▶ _Stored entries_:
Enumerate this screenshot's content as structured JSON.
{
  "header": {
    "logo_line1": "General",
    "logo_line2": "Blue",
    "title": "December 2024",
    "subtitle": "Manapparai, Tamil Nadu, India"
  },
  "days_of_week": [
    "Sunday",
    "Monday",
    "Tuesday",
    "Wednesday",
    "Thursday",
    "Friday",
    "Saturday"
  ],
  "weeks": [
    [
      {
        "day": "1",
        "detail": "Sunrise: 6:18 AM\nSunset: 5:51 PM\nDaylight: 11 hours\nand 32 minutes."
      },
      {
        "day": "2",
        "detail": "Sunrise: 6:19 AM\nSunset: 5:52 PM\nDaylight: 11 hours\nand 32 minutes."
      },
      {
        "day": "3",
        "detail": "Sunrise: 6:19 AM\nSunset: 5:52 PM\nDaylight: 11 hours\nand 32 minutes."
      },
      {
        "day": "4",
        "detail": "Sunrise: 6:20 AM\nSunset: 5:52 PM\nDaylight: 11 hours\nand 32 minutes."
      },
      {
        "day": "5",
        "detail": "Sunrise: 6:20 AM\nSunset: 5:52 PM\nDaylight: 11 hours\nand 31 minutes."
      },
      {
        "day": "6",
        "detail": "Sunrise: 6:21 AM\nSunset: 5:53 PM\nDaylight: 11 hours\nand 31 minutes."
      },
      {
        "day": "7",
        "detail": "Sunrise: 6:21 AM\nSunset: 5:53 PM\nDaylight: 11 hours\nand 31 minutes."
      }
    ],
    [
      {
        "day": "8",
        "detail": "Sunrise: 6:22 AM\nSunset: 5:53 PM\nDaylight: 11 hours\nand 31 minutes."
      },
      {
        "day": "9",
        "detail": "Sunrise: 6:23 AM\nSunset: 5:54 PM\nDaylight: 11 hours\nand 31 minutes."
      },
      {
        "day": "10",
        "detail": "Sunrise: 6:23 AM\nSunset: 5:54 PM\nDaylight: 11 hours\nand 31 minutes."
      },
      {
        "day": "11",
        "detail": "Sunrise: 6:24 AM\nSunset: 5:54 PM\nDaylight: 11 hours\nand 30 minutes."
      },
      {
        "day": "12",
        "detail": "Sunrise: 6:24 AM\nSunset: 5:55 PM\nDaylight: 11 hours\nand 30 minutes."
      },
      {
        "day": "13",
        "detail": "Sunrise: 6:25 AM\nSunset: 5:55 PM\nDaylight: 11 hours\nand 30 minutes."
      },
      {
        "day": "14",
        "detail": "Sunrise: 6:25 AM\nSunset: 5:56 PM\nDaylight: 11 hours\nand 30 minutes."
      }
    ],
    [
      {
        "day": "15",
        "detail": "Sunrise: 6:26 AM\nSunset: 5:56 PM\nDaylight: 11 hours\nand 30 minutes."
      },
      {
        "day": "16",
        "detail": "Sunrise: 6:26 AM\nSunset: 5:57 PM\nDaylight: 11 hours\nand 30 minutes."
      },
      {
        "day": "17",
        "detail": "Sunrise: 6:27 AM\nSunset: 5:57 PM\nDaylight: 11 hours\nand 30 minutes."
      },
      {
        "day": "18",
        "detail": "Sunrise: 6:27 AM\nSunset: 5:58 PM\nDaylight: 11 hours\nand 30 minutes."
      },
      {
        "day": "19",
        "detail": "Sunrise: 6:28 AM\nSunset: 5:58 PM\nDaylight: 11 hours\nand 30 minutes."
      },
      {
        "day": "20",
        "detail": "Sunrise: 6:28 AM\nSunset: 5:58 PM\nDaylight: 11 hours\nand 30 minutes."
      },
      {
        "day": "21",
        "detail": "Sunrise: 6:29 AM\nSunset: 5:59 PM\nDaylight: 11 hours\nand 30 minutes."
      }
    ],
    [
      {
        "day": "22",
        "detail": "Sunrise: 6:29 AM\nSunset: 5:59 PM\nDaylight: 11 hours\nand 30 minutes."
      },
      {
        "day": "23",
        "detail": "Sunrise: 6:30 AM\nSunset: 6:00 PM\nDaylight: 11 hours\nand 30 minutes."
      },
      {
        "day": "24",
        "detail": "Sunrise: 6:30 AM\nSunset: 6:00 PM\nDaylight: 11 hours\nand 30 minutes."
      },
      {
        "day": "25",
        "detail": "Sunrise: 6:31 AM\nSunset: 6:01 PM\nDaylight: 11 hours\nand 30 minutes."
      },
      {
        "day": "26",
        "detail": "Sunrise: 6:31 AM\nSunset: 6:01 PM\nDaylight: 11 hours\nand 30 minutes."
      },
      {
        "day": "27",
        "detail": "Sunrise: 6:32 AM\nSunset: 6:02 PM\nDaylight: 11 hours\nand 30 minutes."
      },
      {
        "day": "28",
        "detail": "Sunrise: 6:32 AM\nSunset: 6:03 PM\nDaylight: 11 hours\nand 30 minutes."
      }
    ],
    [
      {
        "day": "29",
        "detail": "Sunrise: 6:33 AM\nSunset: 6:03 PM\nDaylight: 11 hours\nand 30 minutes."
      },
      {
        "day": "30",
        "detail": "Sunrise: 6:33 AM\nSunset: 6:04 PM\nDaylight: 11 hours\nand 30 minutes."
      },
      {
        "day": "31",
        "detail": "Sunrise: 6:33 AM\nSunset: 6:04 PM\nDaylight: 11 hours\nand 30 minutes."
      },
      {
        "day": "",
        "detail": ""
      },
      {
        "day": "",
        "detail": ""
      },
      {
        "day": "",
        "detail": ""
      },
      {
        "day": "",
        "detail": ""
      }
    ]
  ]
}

▶ _Stated problem_: Quote the material exactly, leaving nothing out.

▶ _Exercise solution_:
Enumerate this screenshot's content as structured JSON.
{
  "header": {
    "logo_line1": "General",
    "logo_line2": "Blue",
    "title": "December 2024",
    "subtitle": "Manapparai, Tamil Nadu, India"
  },
  "days_of_week": [
    "Sunday",
    "Monday",
    "Tuesday",
    "Wednesday",
    "Thursday",
    "Friday",
    "Saturday"
  ],
  "weeks": [
    [
      {
        "day": "1",
        "detail": "Sunrise: 6:18 AM\nSunset: 5:51 PM\nDaylight: 11 hours\nand 32 minutes."
      },
      {
        "day": "2",
        "detail": "Sunrise: 6:19 AM\nSunset: 5:52 PM\nDaylight: 11 hours\nand 32 minutes."
      },
      {
        "day": "3",
        "detail": "Sunrise: 6:19 AM\nSunset: 5:52 PM\nDaylight: 11 hours\nand 32 minutes."
      },
      {
        "day": "4",
        "detail": "Sunrise: 6:20 AM\nSunset: 5:52 PM\nDaylight: 11 hours\nand 32 minutes."
      },
      {
        "day": "5",
        "detail": "Sunrise: 6:20 AM\nSunset: 5:52 PM\nDaylight: 11 hours\nand 31 minutes."
      },
      {
        "day": "6",
        "detail": "Sunrise: 6:21 AM\nSunset: 5:53 PM\nDaylight: 11 hours\nand 31 minutes."
      },
      {
        "day": "7",
        "detail": "Sunrise: 6:21 AM\nSunset: 5:53 PM\nDaylight: 11 hours\nand 31 minutes."
      }
    ],
    [
      {
        "day": "8",
        "detail": "Sunrise: 6:22 AM\nSunset: 5:53 PM\nDaylight: 11 hours\nand 31 minutes."
      },
      {
        "day": "9",
        "detail": "Sunrise: 6:23 AM\nSunset: 5:54 PM\nDaylight: 11 hours\nand 31 minutes."
      },
      {
        "day": "10",
        "detail": "Sunrise: 6:23 AM\nSunset: 5:54 PM\nDaylight: 11 hours\nand 31 minutes."
      },
      {
        "day": "11",
        "detail": "Sunrise: 6:24 AM\nSunset: 5:54 PM\nDaylight: 11 hours\nand 30 minutes."
      },
      {
        "day": "12",
        "detail": "Sunrise: 6:24 AM\nSunset: 5:55 PM\nDaylight: 11 hours\nand 30 minutes."
      },
      {
        "day": "13",
        "detail": "Sunrise: 6:25 AM\nSunset: 5:55 PM\nDaylight: 11 hours\nand 30 minutes."
      },
      {
        "day": "14",
        "detail": "Sunrise: 6:25 AM\nSunset: 5:56 PM\nDaylight: 11 hours\nand 30 minutes."
      }
    ],
    [
      {
        "day": "15",
        "detail": "Sunrise: 6:26 AM\nSunset: 5:56 PM\nDaylight: 11 hours\nand 30 minutes."
      },
      {
        "day": "16",
        "detail": "Sunrise: 6:26 AM\nSunset: 5:57 PM\nDaylight: 11 hours\nand 30 minutes."
      },
      {
        "day": "17",
        "detail": "Sunrise: 6:27 AM\nSunset: 5:57 PM\nDaylight: 11 hours\nand 30 minutes."
      },
      {
        "day": "18",
        "detail": "Sunrise: 6:27 AM\nSunset: 5:58 PM\nDaylight: 11 hours\nand 30 minutes."
      },
      {
        "day": "19",
        "detail": "Sunrise: 6:28 AM\nSunset: 5:58 PM\nDaylight: 11 hours\nand 30 minutes."
      },
      {
        "day": "20",
        "detail": "Sunrise: 6:28 AM\nSunset: 5:58 PM\nDaylight: 11 hours\nand 30 minutes."
      },
      {
        "day": "21",
        "detail": "Sunrise: 6:29 AM\nSunset: 5:59 PM\nDaylight: 11 hours\nand 30 minutes."
      }
    ],
    [
      {
        "day": "22",
        "detail": "Sunrise: 6:29 AM\nSunset: 5:59 PM\nDaylight: 11 hours\nand 30 minutes."
      },
      {
        "day": "23",
        "detail": "Sunrise: 6:30 AM\nSunset: 6:00 PM\nDaylight: 11 hours\nand 30 minutes."
      },
      {
        "day": "24",
        "detail": "Sunrise: 6:30 AM\nSunset: 6:00 PM\nDaylight: 11 hours\nand 30 minutes."
      },
      {
        "day": "25",
        "detail": "Sunrise: 6:31 AM\nSunset: 6:01 PM\nDaylight: 11 hours\nand 30 minutes."
      },
      {
        "day": "26",
        "detail": "Sunrise: 6:31 AM\nSunset: 6:01 PM\nDaylight: 11 hours\nand 30 minutes."
      },
      {
        "day": "27",
        "detail": "Sunrise: 6:32 AM\nSunset: 6:02 PM\nDaylight: 11 hours\nand 30 minutes."
      },
      {
        "day": "28",
        "detail": "Sunrise: 6:32 AM\nSunset: 6:03 PM\nDaylight: 11 hours\nand 30 minutes."
      }
    ],
    [
      {
        "day": "29",
        "detail": "Sunrise: 6:33 AM\nSunset: 6:03 PM\nDaylight: 11 hours\nand 30 minutes."
      },
      {
        "day": "30",
        "detail": "Sunrise: 6:33 AM\nSunset: 6:04 PM\nDaylight: 11 hours\nand 30 minutes."
      },
      {
        "day": "31",
        "detail": "Sunrise: 6:33 AM\nSunset: 6:04 PM\nDaylight: 11 hours\nand 30 minutes."
      },
      {
        "day": "",
        "detail": ""
      },
      {
        "day": "",
        "detail": ""
      },
      {
        "day": "",
        "detail": ""
      },
      {
        "day": "",
        "detail": ""
      }
    ]
  ]
}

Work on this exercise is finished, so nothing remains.